**Records shown:**
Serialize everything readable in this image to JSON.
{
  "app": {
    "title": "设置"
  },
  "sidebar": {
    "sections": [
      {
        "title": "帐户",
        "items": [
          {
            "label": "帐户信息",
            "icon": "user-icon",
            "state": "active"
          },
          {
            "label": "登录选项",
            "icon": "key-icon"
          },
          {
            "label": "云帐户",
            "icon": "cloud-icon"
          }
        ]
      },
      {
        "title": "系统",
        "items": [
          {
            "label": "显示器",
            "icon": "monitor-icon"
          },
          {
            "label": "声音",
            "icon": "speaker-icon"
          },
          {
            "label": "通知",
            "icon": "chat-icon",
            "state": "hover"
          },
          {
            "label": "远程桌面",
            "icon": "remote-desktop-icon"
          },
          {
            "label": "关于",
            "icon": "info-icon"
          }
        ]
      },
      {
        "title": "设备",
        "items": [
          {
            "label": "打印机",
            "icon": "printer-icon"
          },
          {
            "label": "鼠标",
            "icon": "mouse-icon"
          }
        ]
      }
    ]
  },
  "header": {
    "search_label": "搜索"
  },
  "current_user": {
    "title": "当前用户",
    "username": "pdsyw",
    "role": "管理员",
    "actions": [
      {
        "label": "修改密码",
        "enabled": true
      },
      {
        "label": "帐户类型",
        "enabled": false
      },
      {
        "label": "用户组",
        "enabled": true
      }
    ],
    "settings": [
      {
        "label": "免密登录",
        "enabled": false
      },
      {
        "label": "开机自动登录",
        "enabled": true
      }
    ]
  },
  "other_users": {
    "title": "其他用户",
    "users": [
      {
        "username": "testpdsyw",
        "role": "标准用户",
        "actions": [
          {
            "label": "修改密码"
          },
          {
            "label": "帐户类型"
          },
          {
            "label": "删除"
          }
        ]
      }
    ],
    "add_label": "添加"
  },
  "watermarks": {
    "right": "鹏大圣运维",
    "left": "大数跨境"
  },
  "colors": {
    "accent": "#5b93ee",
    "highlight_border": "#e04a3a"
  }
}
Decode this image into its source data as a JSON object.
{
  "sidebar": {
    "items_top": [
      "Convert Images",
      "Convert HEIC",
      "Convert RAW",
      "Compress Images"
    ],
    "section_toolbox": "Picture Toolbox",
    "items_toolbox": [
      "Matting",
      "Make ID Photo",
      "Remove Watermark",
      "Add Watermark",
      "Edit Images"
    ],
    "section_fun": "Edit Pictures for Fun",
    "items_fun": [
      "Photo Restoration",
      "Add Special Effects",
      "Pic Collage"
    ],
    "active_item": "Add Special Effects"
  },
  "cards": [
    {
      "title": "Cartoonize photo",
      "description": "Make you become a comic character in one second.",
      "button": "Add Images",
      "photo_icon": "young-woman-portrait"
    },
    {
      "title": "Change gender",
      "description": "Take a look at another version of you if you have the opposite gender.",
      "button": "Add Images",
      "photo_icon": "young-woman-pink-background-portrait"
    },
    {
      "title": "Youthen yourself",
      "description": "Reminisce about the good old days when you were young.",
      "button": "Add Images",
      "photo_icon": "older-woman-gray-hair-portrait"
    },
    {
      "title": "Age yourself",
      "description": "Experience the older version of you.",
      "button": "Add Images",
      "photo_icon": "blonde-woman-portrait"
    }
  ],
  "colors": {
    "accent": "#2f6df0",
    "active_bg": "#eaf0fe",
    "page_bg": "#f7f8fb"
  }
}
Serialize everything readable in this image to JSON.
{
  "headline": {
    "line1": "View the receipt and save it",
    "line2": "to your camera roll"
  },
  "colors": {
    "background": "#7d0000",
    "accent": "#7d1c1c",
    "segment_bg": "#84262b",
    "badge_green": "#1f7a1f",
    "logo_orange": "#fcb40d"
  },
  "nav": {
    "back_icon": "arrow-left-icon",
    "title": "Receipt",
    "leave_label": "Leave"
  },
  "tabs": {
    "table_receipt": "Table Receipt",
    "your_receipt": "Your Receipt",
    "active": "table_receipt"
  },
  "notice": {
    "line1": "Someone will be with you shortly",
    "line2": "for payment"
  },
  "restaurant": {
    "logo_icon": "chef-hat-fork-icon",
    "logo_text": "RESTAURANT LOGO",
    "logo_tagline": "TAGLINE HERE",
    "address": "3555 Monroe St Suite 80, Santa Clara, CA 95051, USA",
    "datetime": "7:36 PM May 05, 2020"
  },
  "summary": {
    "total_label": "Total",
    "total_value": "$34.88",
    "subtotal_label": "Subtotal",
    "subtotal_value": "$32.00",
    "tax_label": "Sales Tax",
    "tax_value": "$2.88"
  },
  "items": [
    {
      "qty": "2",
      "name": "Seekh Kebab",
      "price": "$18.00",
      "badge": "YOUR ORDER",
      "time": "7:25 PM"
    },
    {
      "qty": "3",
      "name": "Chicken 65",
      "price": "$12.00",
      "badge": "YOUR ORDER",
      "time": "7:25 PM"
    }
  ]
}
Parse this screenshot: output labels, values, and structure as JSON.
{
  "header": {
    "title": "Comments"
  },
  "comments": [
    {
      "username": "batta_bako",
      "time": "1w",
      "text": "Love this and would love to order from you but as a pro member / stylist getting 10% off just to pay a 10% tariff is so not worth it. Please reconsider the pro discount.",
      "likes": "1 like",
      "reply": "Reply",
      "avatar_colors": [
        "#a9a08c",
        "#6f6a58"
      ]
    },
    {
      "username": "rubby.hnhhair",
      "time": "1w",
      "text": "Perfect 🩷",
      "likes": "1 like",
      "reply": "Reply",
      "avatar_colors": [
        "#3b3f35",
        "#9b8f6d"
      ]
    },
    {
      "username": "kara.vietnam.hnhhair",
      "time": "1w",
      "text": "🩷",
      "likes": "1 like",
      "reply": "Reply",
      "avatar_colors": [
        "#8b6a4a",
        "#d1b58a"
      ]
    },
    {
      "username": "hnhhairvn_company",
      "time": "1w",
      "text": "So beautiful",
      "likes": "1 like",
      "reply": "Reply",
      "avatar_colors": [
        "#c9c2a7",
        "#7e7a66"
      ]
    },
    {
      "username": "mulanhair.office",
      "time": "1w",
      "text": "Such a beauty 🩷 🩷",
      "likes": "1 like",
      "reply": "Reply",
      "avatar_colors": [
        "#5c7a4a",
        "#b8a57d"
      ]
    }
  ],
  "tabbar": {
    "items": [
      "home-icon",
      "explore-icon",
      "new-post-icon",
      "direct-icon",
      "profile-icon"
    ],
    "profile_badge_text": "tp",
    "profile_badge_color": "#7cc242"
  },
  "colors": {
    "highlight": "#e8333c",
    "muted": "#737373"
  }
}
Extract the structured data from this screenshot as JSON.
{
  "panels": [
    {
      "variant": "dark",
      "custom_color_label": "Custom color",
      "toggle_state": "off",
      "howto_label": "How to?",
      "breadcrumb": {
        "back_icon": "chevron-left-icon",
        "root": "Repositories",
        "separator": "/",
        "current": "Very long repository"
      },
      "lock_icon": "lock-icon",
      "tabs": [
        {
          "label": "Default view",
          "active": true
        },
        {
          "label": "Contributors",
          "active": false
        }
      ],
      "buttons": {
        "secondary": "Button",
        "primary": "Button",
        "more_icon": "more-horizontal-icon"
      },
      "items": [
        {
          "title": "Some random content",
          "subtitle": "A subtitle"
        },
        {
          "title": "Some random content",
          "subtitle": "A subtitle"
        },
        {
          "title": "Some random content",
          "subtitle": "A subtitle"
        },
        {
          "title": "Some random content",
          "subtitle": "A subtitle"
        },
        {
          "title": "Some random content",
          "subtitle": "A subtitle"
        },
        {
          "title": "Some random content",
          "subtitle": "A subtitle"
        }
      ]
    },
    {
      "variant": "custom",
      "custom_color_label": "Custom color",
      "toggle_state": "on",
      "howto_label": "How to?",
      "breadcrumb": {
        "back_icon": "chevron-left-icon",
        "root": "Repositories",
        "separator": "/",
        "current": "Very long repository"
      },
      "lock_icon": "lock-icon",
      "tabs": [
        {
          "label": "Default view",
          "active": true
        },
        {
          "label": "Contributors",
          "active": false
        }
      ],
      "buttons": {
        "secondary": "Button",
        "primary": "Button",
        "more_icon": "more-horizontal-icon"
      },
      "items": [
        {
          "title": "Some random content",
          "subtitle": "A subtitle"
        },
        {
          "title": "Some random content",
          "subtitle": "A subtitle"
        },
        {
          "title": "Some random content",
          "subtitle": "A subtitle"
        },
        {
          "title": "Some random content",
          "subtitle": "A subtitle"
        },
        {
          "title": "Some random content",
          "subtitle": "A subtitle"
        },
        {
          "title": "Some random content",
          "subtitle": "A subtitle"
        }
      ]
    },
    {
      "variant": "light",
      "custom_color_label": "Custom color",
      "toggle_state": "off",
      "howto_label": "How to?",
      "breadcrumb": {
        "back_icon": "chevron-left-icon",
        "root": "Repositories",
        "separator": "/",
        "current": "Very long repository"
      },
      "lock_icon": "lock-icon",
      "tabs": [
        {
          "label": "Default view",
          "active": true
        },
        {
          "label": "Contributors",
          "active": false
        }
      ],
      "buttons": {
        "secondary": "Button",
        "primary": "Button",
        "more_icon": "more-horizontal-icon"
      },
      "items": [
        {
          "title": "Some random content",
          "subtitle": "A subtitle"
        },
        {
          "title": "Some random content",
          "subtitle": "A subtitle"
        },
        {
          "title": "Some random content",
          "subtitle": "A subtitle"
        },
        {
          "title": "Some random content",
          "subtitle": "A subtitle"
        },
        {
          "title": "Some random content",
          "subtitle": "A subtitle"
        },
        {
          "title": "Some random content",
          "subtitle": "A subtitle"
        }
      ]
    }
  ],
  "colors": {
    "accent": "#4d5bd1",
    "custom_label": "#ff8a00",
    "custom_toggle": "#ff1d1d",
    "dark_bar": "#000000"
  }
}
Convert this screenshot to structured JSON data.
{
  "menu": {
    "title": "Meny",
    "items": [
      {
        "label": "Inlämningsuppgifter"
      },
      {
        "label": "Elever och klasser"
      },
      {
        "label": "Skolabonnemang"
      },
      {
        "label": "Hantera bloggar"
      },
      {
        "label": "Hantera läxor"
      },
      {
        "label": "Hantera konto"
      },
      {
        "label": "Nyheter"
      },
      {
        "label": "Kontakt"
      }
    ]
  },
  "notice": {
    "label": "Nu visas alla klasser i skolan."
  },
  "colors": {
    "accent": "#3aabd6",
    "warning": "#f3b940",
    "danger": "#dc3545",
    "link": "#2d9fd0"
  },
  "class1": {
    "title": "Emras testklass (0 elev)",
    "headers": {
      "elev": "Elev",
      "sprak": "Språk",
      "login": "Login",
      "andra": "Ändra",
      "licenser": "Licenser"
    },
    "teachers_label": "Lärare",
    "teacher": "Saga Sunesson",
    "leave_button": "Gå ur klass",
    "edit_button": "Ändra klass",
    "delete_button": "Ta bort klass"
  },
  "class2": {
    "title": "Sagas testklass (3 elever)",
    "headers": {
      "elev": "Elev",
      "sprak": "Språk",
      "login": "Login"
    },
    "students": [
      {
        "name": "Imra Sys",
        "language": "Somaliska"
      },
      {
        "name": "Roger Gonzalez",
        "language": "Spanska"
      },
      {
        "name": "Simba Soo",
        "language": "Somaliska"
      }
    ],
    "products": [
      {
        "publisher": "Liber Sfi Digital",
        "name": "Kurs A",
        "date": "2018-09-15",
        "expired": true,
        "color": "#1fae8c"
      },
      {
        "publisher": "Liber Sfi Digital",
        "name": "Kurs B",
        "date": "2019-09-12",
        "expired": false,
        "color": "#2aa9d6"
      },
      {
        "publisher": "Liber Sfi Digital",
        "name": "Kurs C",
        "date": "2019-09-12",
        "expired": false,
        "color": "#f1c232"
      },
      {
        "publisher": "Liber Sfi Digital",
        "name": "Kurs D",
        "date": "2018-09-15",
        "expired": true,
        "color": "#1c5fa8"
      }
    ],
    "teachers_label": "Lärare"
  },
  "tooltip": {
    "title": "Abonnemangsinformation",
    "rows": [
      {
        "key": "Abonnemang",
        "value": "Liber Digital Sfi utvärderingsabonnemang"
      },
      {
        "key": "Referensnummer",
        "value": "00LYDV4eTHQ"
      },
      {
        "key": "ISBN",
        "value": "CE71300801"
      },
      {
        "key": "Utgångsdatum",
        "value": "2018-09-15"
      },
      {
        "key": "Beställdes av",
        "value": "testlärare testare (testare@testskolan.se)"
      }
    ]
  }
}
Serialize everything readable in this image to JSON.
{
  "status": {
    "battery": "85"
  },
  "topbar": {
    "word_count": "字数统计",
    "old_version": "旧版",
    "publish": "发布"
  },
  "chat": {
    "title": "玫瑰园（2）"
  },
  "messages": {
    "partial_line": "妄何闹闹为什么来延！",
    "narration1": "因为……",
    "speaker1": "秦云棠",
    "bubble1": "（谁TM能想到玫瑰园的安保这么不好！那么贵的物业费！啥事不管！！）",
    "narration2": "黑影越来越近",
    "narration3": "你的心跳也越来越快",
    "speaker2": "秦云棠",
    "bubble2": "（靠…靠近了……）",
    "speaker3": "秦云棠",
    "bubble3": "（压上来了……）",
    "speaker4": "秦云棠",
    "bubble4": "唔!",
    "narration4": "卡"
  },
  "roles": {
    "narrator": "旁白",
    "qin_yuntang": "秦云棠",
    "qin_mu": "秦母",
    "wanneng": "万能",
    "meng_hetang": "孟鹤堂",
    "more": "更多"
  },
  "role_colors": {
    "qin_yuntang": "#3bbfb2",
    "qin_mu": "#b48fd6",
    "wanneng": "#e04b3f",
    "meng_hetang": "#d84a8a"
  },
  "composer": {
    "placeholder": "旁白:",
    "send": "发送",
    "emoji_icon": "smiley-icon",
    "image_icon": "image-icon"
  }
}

**Set exercise:** Tally up the lines with the word "Hantera" in them, and answer with that number by itself.

**Task result:** 3